**DADOS DE ENTRADA**.
▼
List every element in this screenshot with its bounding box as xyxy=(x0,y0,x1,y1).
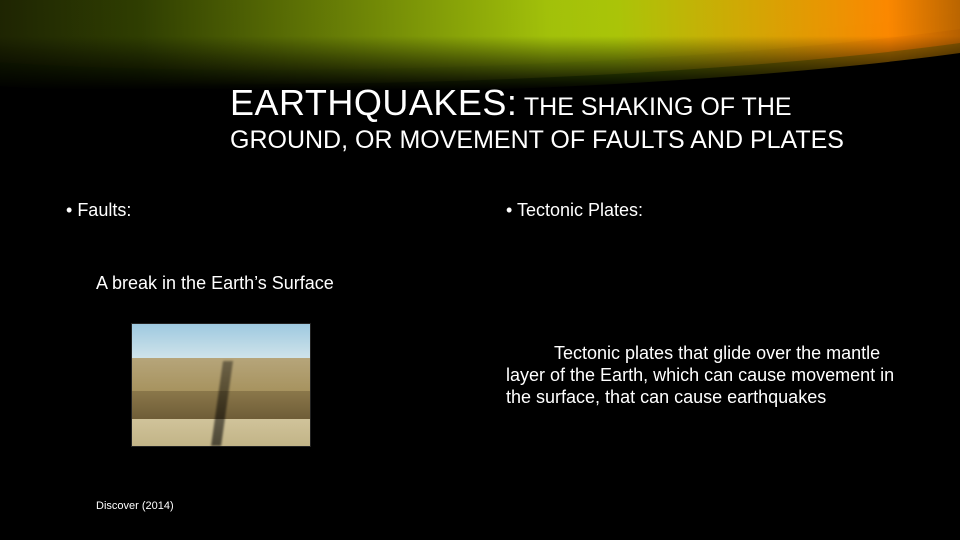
tectonic-heading: Tectonic Plates: xyxy=(506,200,920,221)
decorative-swoosh xyxy=(0,0,960,90)
title-rest: GROUND, OR MOVEMENT OF FAULTS AND PLATES xyxy=(230,126,920,156)
right-column: Tectonic Plates: Tectonic plates that gl… xyxy=(496,200,920,446)
faults-body: A break in the Earth’s Surface xyxy=(96,273,496,294)
fault-image xyxy=(132,324,310,446)
faults-heading: Faults: xyxy=(66,200,496,221)
citation: Discover (2014) xyxy=(96,500,174,512)
title-block: EARTHQUAKES: THE SHAKING OF THE GROUND, … xyxy=(230,82,920,156)
left-column: Faults: A break in the Earth’s Surface xyxy=(66,200,496,446)
title-lead: EARTHQUAKES: xyxy=(230,82,517,123)
tectonic-body: Tectonic plates that glide over the mant… xyxy=(506,343,920,409)
title-tail1: THE SHAKING OF THE xyxy=(517,93,791,121)
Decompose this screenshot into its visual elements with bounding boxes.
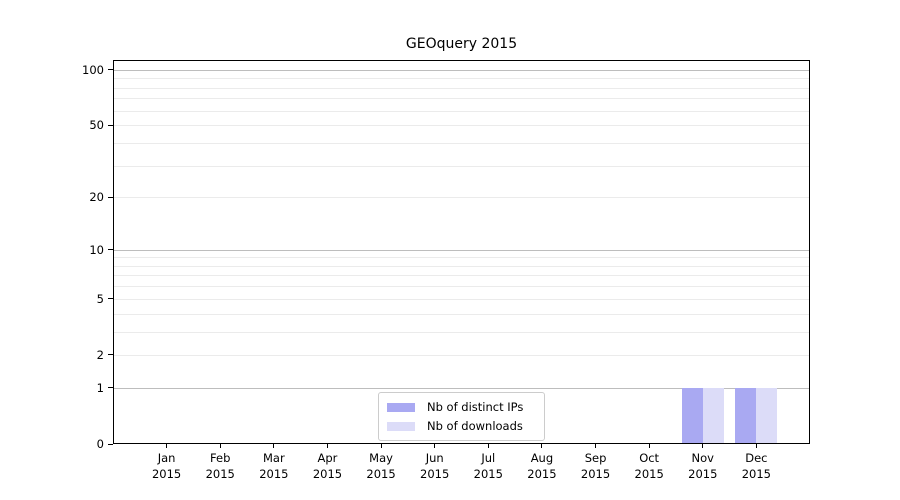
gridline (114, 354, 809, 356)
gridline (114, 298, 809, 300)
gridline (114, 78, 809, 80)
x-tick-label: Sep 2015 (564, 450, 628, 482)
y-tick (108, 298, 113, 300)
x-tick-year: 2015 (259, 467, 289, 481)
x-tick-year: 2015 (634, 467, 664, 481)
x-tick (166, 444, 168, 448)
x-tick-label: Jul 2015 (456, 450, 520, 482)
bar-nov-downloads (702, 387, 724, 443)
gridline (114, 165, 809, 167)
x-tick-month: Dec (745, 451, 768, 465)
x-tick-month: Aug (530, 451, 554, 465)
y-tick (108, 69, 113, 71)
bar-dec-distinct-ips (735, 387, 757, 443)
x-tick (380, 444, 382, 448)
gridline (114, 257, 809, 259)
x-tick-label: Aug 2015 (510, 450, 574, 482)
x-tick (326, 444, 328, 448)
x-tick (541, 444, 543, 448)
x-tick-month: Nov (691, 451, 714, 465)
x-tick-month: Jun (425, 451, 444, 465)
gridline (114, 69, 809, 71)
gridline (114, 331, 809, 333)
bar-nov-distinct-ips (681, 387, 703, 443)
x-tick-month: Jan (157, 451, 176, 465)
x-tick-label: Jun 2015 (403, 450, 467, 482)
x-tick-label: Jan 2015 (135, 450, 199, 482)
x-tick-month: Mar (262, 451, 285, 465)
x-tick-year: 2015 (312, 467, 343, 481)
y-tick-label: 10 (89, 242, 104, 257)
x-tick-label: Nov 2015 (671, 450, 735, 482)
x-tick-month: May (369, 451, 393, 465)
x-tick-year: 2015 (151, 467, 182, 481)
gridline (114, 275, 809, 277)
x-tick-month: Sep (584, 451, 607, 465)
legend: Nb of distinct IPs Nb of downloads (378, 392, 545, 441)
x-tick (487, 444, 489, 448)
y-tick (108, 249, 113, 251)
x-tick-month: Jul (481, 451, 496, 465)
gridline (114, 87, 809, 89)
legend-label-downloads: Nb of downloads (427, 419, 523, 433)
x-tick (755, 444, 757, 448)
x-tick-label: Apr 2015 (295, 450, 359, 482)
gridline (114, 125, 809, 127)
x-tick-year: 2015 (741, 467, 772, 481)
x-tick-label: Oct 2015 (617, 450, 681, 482)
x-tick-month: Apr (317, 451, 338, 465)
y-tick-label: 2 (96, 347, 104, 362)
legend-label-distinct-ips: Nb of distinct IPs (427, 400, 524, 414)
gridline (114, 110, 809, 112)
y-tick (108, 387, 113, 389)
x-tick-year: 2015 (205, 467, 235, 481)
y-tick-label: 5 (96, 291, 104, 306)
gridline (114, 142, 809, 144)
y-tick (108, 124, 113, 126)
legend-item-downloads: Nb of downloads (387, 419, 536, 433)
x-tick-label: May 2015 (349, 450, 413, 482)
x-tick (434, 444, 436, 448)
x-tick-year: 2015 (527, 467, 557, 481)
y-tick-label: 0 (96, 437, 104, 451)
x-tick (595, 444, 597, 448)
y-tick-label: 50 (89, 118, 104, 133)
gridline (114, 313, 809, 315)
y-tick-label: 1 (96, 380, 104, 395)
gridline (114, 98, 809, 100)
gridline (114, 265, 809, 267)
gridline (114, 387, 809, 389)
x-tick-year: 2015 (366, 467, 396, 481)
x-tick-year: 2015 (688, 467, 718, 481)
x-tick-year: 2015 (420, 467, 450, 481)
x-tick-year: 2015 (473, 467, 503, 481)
x-tick (219, 444, 221, 448)
x-tick-month: Oct (639, 451, 660, 465)
x-tick (702, 444, 704, 448)
x-tick-label: Mar 2015 (242, 450, 306, 482)
x-tick-month: Feb (210, 451, 231, 465)
y-tick-label: 100 (82, 62, 104, 77)
gridline (114, 286, 809, 288)
x-tick-label: Dec 2015 (724, 450, 788, 482)
legend-swatch-distinct-ips (387, 402, 415, 412)
x-tick (648, 444, 650, 448)
legend-swatch-downloads (387, 421, 415, 431)
x-tick-year: 2015 (580, 467, 611, 481)
chart-title: GEOquery 2015 (405, 36, 518, 52)
y-tick-label: 20 (89, 190, 104, 205)
x-tick (273, 444, 275, 448)
bar-dec-downloads (756, 387, 778, 443)
gridline (114, 249, 809, 251)
legend-item-distinct-ips: Nb of distinct IPs (387, 400, 536, 414)
x-tick-label: Feb 2015 (188, 450, 252, 482)
plot-area (113, 60, 810, 444)
y-tick (108, 443, 113, 445)
y-tick (108, 196, 113, 198)
y-tick (108, 354, 113, 356)
gridline (114, 197, 809, 199)
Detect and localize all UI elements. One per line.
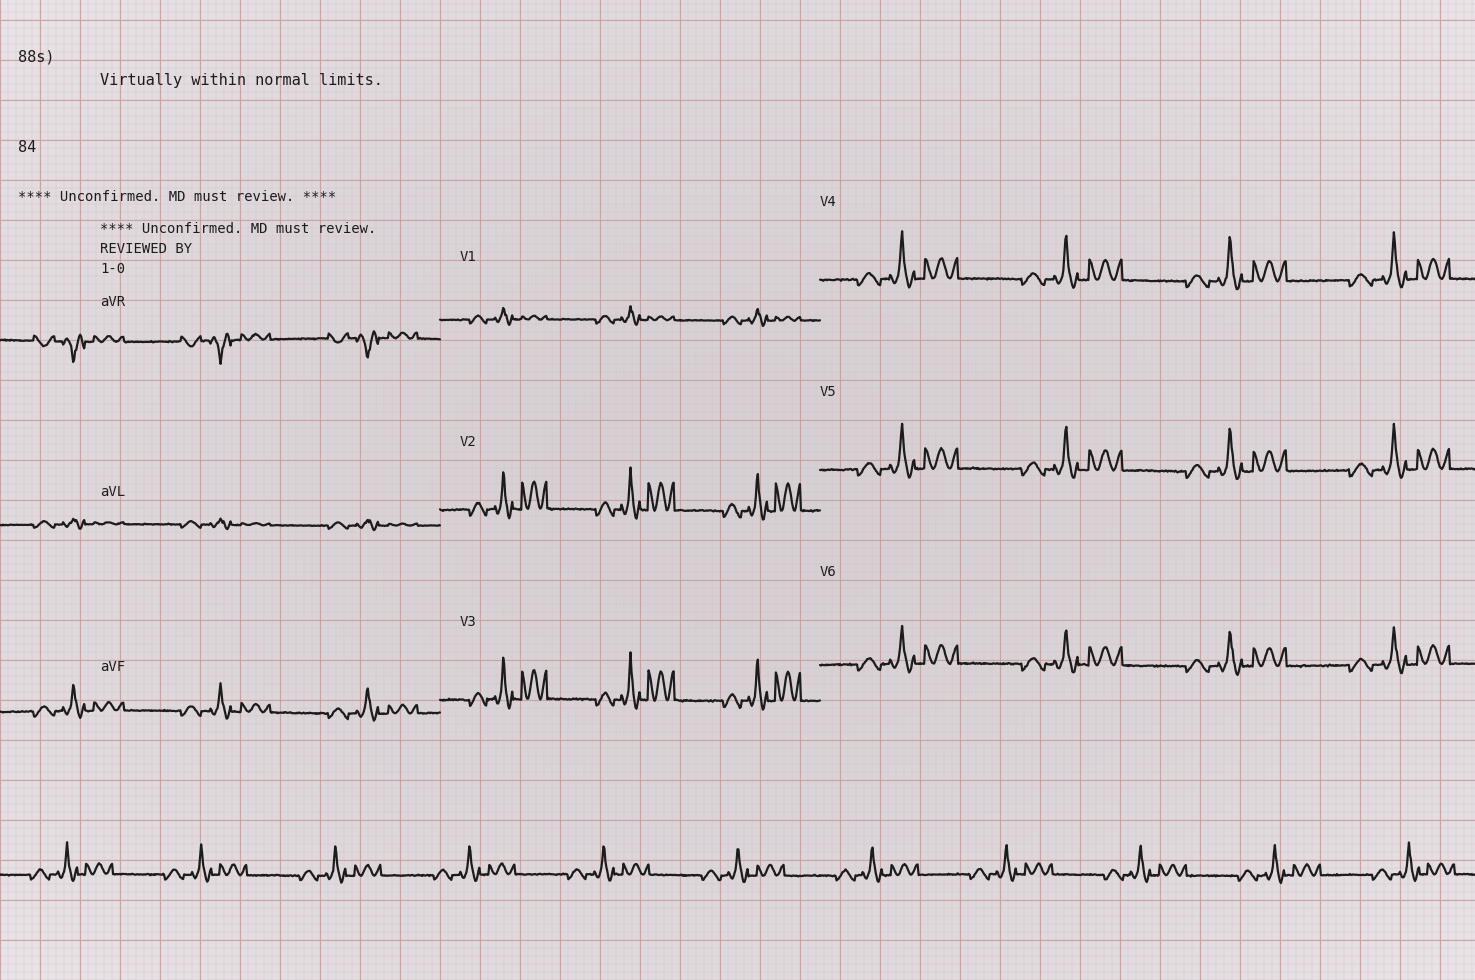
▲
**TAREFA PROPOSTA**.
Reproduza sem nenhuma alteração todas as linhas dos registros acima, deixando as imagens de fora.

**RESPOSTA**.
List every element in this screenshot with its bounding box as xyxy=(x0,y0,x1,y1).
tectonic-heading: Tectonic Plates: xyxy=(506,200,920,221)
decorative-swoosh xyxy=(0,0,960,90)
title-rest: GROUND, OR MOVEMENT OF FAULTS AND PLATES xyxy=(230,126,920,156)
right-column: Tectonic Plates: Tectonic plates that gl… xyxy=(496,200,920,446)
faults-body: A break in the Earth’s Surface xyxy=(96,273,496,294)
fault-image xyxy=(132,324,310,446)
faults-heading: Faults: xyxy=(66,200,496,221)
citation: Discover (2014) xyxy=(96,500,174,512)
title-block: EARTHQUAKES: THE SHAKING OF THE GROUND, … xyxy=(230,82,920,156)
left-column: Faults: A break in the Earth’s Surface xyxy=(66,200,496,446)
title-lead: EARTHQUAKES: xyxy=(230,82,517,123)
tectonic-body: Tectonic plates that glide over the mant… xyxy=(506,343,920,409)
title-tail1: THE SHAKING OF THE xyxy=(517,93,791,121)
Decompose this screenshot into its visual elements with bounding boxes.
gridline (114, 354, 809, 356)
gridline (114, 298, 809, 300)
gridline (114, 78, 809, 80)
x-tick-label: Sep 2015 (564, 450, 628, 482)
y-tick (108, 298, 113, 300)
x-tick-year: 2015 (259, 467, 289, 481)
x-tick-year: 2015 (634, 467, 664, 481)
x-tick (166, 444, 168, 448)
x-tick-label: Jul 2015 (456, 450, 520, 482)
bar-nov-downloads (702, 387, 724, 443)
gridline (114, 165, 809, 167)
x-tick-month: Dec (745, 451, 768, 465)
x-tick-month: Aug (530, 451, 554, 465)
y-tick (108, 69, 113, 71)
bar-dec-distinct-ips (735, 387, 757, 443)
x-tick (380, 444, 382, 448)
gridline (114, 257, 809, 259)
x-tick-label: Aug 2015 (510, 450, 574, 482)
x-tick (326, 444, 328, 448)
x-tick (541, 444, 543, 448)
x-tick-month: Nov (691, 451, 714, 465)
x-tick-month: Jun (425, 451, 444, 465)
gridline (114, 69, 809, 71)
gridline (114, 331, 809, 333)
bar-nov-distinct-ips (681, 387, 703, 443)
x-tick-month: Jan (157, 451, 176, 465)
x-tick-label: Jun 2015 (403, 450, 467, 482)
x-tick-label: Jan 2015 (135, 450, 199, 482)
x-tick-month: Mar (262, 451, 285, 465)
x-tick-year: 2015 (312, 467, 343, 481)
y-tick-label: 10 (89, 242, 104, 257)
x-tick-label: Nov 2015 (671, 450, 735, 482)
x-tick-month: May (369, 451, 393, 465)
x-tick-year: 2015 (151, 467, 182, 481)
gridline (114, 275, 809, 277)
x-tick-month: Sep (584, 451, 607, 465)
legend: Nb of distinct IPs Nb of downloads (378, 392, 545, 441)
x-tick (487, 444, 489, 448)
y-tick (108, 249, 113, 251)
x-tick-month: Jul (481, 451, 496, 465)
gridline (114, 87, 809, 89)
legend-label-downloads: Nb of downloads (427, 419, 523, 433)
x-tick (755, 444, 757, 448)
x-tick-label: Apr 2015 (295, 450, 359, 482)
gridline (114, 125, 809, 127)
x-tick-year: 2015 (741, 467, 772, 481)
x-tick-label: Oct 2015 (617, 450, 681, 482)
x-tick-month: Apr (317, 451, 338, 465)
y-tick-label: 2 (96, 347, 104, 362)
legend-label-distinct-ips: Nb of distinct IPs (427, 400, 524, 414)
gridline (114, 110, 809, 112)
y-tick (108, 387, 113, 389)
x-tick-year: 2015 (205, 467, 235, 481)
y-tick-label: 5 (96, 291, 104, 306)
gridline (114, 142, 809, 144)
y-tick (108, 124, 113, 126)
legend-item-downloads: Nb of downloads (387, 419, 536, 433)
x-tick-label: May 2015 (349, 450, 413, 482)
x-tick (434, 444, 436, 448)
x-tick-year: 2015 (527, 467, 557, 481)
y-tick-label: 0 (96, 437, 104, 451)
x-tick (595, 444, 597, 448)
y-tick-label: 50 (89, 118, 104, 133)
gridline (114, 313, 809, 315)
y-tick-label: 1 (96, 380, 104, 395)
gridline (114, 98, 809, 100)
gridline (114, 265, 809, 267)
gridline (114, 387, 809, 389)
x-tick-year: 2015 (366, 467, 396, 481)
x-tick-year: 2015 (688, 467, 718, 481)
x-tick-year: 2015 (420, 467, 450, 481)
x-tick-year: 2015 (473, 467, 503, 481)
x-tick (219, 444, 221, 448)
x-tick-month: Oct (639, 451, 660, 465)
x-tick (702, 444, 704, 448)
x-tick-label: Mar 2015 (242, 450, 306, 482)
x-tick-month: Feb (210, 451, 231, 465)
y-tick-label: 100 (82, 62, 104, 77)
gridline (114, 286, 809, 288)
x-tick-label: Dec 2015 (724, 450, 788, 482)
legend-swatch-distinct-ips (387, 402, 415, 412)
x-tick (648, 444, 650, 448)
legend-swatch-downloads (387, 421, 415, 431)
x-tick-year: 2015 (580, 467, 611, 481)
chart-title: GEOquery 2015 (405, 36, 518, 52)
y-tick-label: 20 (89, 190, 104, 205)
x-tick (273, 444, 275, 448)
bar-dec-downloads (756, 387, 778, 443)
gridline (114, 249, 809, 251)
legend-item-distinct-ips: Nb of distinct IPs (387, 400, 536, 414)
x-tick-label: Feb 2015 (188, 450, 252, 482)
plot-area (113, 60, 810, 444)
y-tick (108, 443, 113, 445)
y-tick (108, 196, 113, 198)
y-tick (108, 354, 113, 356)
gridline (114, 197, 809, 199)
Detect and localize all UI elements. One per line.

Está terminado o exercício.